**REQUIRED TASK:** All of the material below is to be repeated exactly.

**DATA SECTION:**

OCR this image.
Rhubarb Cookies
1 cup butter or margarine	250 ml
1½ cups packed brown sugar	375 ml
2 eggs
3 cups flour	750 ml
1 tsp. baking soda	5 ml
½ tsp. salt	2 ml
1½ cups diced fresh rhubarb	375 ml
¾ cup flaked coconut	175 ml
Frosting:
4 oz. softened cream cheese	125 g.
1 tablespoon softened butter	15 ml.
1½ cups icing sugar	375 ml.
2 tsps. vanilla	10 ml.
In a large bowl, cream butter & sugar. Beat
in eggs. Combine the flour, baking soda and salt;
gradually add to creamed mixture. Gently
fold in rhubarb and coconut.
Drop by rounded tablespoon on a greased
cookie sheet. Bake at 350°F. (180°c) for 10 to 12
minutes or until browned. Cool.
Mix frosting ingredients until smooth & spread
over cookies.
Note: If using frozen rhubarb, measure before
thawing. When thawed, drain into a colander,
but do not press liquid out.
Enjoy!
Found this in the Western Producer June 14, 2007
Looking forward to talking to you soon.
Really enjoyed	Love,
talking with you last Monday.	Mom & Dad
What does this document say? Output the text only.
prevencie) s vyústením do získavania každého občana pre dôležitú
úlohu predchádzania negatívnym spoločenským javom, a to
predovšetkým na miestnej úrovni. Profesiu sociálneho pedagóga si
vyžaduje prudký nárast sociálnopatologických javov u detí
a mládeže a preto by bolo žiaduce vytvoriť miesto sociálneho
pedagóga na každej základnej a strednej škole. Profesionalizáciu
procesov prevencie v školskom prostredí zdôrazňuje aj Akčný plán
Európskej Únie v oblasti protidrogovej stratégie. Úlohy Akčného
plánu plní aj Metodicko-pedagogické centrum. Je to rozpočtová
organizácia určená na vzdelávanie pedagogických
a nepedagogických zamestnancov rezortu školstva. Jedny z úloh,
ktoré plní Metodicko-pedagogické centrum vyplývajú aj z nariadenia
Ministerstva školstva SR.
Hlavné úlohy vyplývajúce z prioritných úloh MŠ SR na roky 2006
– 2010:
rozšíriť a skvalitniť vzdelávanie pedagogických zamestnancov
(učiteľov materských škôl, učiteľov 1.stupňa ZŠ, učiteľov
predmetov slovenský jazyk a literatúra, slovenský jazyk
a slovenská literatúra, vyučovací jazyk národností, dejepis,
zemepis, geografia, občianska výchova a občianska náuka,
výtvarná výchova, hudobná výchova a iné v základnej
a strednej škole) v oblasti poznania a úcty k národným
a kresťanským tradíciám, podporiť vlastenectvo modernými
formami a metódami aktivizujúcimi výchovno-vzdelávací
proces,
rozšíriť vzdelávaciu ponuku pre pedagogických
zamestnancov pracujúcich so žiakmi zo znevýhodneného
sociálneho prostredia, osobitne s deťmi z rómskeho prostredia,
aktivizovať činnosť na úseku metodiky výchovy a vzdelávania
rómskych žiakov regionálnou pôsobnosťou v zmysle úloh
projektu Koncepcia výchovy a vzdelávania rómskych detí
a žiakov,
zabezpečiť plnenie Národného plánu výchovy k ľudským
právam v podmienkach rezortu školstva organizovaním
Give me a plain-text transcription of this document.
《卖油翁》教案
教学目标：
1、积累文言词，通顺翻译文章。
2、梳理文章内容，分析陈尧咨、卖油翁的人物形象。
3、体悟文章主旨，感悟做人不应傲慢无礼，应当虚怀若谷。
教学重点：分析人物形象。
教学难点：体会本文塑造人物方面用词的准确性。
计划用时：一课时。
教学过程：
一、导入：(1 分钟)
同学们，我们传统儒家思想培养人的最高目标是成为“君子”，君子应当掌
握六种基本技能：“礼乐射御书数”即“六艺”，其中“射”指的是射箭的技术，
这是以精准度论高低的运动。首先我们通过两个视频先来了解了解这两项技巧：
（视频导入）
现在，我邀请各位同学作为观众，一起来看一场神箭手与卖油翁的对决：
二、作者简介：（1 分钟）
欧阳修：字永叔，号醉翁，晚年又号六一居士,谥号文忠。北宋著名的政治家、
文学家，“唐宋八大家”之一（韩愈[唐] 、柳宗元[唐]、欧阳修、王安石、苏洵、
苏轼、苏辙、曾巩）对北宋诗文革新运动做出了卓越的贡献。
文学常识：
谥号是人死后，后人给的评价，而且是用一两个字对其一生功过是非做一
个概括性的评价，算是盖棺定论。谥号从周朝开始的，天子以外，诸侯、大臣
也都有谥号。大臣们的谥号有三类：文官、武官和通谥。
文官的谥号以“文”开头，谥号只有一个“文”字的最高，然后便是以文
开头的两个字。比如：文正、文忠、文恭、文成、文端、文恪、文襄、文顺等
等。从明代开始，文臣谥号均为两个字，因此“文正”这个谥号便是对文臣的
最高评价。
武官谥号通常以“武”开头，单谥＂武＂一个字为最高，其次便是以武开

**FINISHED ANSWER:**
OCR this image.
Rhubarb Cookies
1 cup butter or margarine	250 ml
1½ cups packed brown sugar	375 ml
2 eggs
3 cups flour	750 ml
1 tsp. baking soda	5 ml
½ tsp. salt	2 ml
1½ cups diced fresh rhubarb	375 ml
¾ cup flaked coconut	175 ml
Frosting:
4 oz. softened cream cheese	125 g.
1 tablespoon softened butter	15 ml.
1½ cups icing sugar	375 ml.
2 tsps. vanilla	10 ml.
In a large bowl, cream butter & sugar. Beat
in eggs. Combine the flour, baking soda and salt;
gradually add to creamed mixture. Gently
fold in rhubarb and coconut.
Drop by rounded tablespoon on a greased
cookie sheet. Bake at 350°F. (180°c) for 10 to 12
minutes or until browned. Cool.
Mix frosting ingredients until smooth & spread
over cookies.
Note: If using frozen rhubarb, measure before
thawing. When thawed, drain into a colander,
but do not press liquid out.
Enjoy!
Found this in the Western Producer June 14, 2007
Looking forward to talking to you soon.
Really enjoyed	Love,
talking with you last Monday.	Mom & Dad
What does this document say? Output the text only.
prevencie) s vyústením do získavania každého občana pre dôležitú
úlohu predchádzania negatívnym spoločenským javom, a to
predovšetkým na miestnej úrovni. Profesiu sociálneho pedagóga si
vyžaduje prudký nárast sociálnopatologických javov u detí
a mládeže a preto by bolo žiaduce vytvoriť miesto sociálneho
pedagóga na každej základnej a strednej škole. Profesionalizáciu
procesov prevencie v školskom prostredí zdôrazňuje aj Akčný plán
Európskej Únie v oblasti protidrogovej stratégie. Úlohy Akčného
plánu plní aj Metodicko-pedagogické centrum. Je to rozpočtová
organizácia určená na vzdelávanie pedagogických
a nepedagogických zamestnancov rezortu školstva. Jedny z úloh,
ktoré plní Metodicko-pedagogické centrum vyplývajú aj z nariadenia
Ministerstva školstva SR.
Hlavné úlohy vyplývajúce z prioritných úloh MŠ SR na roky 2006
– 2010:
rozšíriť a skvalitniť vzdelávanie pedagogických zamestnancov
(učiteľov materských škôl, učiteľov 1.stupňa ZŠ, učiteľov
predmetov slovenský jazyk a literatúra, slovenský jazyk
a slovenská literatúra, vyučovací jazyk národností, dejepis,
zemepis, geografia, občianska výchova a občianska náuka,
výtvarná výchova, hudobná výchova a iné v základnej
a strednej škole) v oblasti poznania a úcty k národným
a kresťanským tradíciám, podporiť vlastenectvo modernými
formami a metódami aktivizujúcimi výchovno-vzdelávací
proces,
rozšíriť vzdelávaciu ponuku pre pedagogických
zamestnancov pracujúcich so žiakmi zo znevýhodneného
sociálneho prostredia, osobitne s deťmi z rómskeho prostredia,
aktivizovať činnosť na úseku metodiky výchovy a vzdelávania
rómskych žiakov regionálnou pôsobnosťou v zmysle úloh
projektu Koncepcia výchovy a vzdelávania rómskych detí
a žiakov,
zabezpečiť plnenie Národného plánu výchovy k ľudským
právam v podmienkach rezortu školstva organizovaním
Give me a plain-text transcription of this document.
《卖油翁》教案
教学目标：
1、积累文言词，通顺翻译文章。
2、梳理文章内容，分析陈尧咨、卖油翁的人物形象。
3、体悟文章主旨，感悟做人不应傲慢无礼，应当虚怀若谷。
教学重点：分析人物形象。
教学难点：体会本文塑造人物方面用词的准确性。
计划用时：一课时。
教学过程：
一、导入：(1 分钟)
同学们，我们传统儒家思想培养人的最高目标是成为“君子”，君子应当掌
握六种基本技能：“礼乐射御书数”即“六艺”，其中“射”指的是射箭的技术，
这是以精准度论高低的运动。首先我们通过两个视频先来了解了解这两项技巧：
（视频导入）
现在，我邀请各位同学作为观众，一起来看一场神箭手与卖油翁的对决：
二、作者简介：（1 分钟）
欧阳修：字永叔，号醉翁，晚年又号六一居士,谥号文忠。北宋著名的政治家、
文学家，“唐宋八大家”之一（韩愈[唐] 、柳宗元[唐]、欧阳修、王安石、苏洵、
苏轼、苏辙、曾巩）对北宋诗文革新运动做出了卓越的贡献。
文学常识：
谥号是人死后，后人给的评价，而且是用一两个字对其一生功过是非做一
个概括性的评价，算是盖棺定论。谥号从周朝开始的，天子以外，诸侯、大臣
也都有谥号。大臣们的谥号有三类：文官、武官和通谥。
文官的谥号以“文”开头，谥号只有一个“文”字的最高，然后便是以文
开头的两个字。比如：文正、文忠、文恭、文成、文端、文恪、文襄、文顺等
等。从明代开始，文臣谥号均为两个字，因此“文正”这个谥号便是对文臣的
最高评价。
武官谥号通常以“武”开头，单谥＂武＂一个字为最高，其次便是以武开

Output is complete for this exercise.